• _To be done_:
Would you pull out every line of the material that contains the string "name"?

• _Records supplied_:
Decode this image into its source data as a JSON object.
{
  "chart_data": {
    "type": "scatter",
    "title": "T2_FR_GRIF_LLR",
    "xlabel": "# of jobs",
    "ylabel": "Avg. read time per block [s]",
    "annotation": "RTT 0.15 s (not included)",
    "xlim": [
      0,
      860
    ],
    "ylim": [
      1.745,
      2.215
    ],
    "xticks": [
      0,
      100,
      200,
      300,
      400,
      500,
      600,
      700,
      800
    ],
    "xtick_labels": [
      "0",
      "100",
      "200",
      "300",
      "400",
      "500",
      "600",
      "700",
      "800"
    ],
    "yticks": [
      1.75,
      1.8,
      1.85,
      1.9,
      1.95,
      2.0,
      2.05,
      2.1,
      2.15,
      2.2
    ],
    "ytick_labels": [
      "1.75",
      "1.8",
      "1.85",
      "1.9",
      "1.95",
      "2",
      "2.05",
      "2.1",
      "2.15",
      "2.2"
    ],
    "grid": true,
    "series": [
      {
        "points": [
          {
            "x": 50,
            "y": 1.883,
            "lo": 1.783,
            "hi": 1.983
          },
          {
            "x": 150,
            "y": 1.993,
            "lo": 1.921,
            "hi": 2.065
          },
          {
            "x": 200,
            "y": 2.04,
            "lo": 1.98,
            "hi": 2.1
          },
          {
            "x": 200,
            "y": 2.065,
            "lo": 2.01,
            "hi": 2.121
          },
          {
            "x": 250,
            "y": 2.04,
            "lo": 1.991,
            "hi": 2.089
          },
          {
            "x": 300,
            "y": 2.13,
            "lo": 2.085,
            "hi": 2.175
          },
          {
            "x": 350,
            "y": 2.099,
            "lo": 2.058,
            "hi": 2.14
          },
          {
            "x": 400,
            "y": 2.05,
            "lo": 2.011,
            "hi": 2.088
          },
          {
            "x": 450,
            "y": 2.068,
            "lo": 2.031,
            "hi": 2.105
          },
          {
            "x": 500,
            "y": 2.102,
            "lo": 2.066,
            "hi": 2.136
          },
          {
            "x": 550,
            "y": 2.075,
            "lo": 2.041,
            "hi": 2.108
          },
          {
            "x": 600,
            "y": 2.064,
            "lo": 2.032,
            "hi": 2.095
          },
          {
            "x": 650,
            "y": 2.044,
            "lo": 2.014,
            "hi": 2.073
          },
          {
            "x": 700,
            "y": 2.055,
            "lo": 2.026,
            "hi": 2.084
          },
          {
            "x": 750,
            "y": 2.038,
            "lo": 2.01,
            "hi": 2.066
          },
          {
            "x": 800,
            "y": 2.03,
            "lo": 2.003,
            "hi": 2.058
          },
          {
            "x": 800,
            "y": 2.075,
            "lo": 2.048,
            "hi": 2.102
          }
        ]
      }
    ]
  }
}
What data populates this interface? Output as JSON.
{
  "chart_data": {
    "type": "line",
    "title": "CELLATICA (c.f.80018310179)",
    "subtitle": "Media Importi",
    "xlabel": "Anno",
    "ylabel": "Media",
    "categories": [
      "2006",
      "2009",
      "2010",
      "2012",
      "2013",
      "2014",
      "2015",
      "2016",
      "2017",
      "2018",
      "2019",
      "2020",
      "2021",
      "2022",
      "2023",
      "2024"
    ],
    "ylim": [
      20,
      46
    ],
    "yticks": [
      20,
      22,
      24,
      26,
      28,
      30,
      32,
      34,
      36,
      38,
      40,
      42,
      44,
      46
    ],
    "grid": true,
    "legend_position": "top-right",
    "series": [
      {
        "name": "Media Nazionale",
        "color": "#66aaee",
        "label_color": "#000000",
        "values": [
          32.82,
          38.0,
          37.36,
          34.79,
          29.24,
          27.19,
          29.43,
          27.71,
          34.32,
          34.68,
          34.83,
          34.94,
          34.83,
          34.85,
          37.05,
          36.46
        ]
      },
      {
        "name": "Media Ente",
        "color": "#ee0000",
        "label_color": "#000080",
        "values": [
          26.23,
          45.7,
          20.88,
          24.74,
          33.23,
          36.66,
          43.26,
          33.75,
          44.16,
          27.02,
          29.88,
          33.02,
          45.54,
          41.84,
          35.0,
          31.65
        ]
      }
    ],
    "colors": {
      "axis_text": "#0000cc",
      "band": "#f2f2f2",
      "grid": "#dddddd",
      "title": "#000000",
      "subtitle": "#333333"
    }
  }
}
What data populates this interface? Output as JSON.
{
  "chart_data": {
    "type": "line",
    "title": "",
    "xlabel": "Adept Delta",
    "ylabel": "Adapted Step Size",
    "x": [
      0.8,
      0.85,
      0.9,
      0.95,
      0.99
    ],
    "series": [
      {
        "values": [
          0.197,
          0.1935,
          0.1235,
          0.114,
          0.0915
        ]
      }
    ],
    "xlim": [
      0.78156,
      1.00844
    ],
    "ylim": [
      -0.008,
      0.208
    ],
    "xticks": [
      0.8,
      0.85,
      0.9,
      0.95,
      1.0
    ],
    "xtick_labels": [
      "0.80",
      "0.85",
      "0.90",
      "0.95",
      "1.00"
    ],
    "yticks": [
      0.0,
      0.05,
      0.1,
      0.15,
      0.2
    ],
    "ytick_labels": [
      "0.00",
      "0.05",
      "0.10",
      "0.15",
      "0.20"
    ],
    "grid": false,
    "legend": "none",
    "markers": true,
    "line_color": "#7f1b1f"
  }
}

• _Full output_:
        "name": "Media Nazionale",
        "name": "Media Ente",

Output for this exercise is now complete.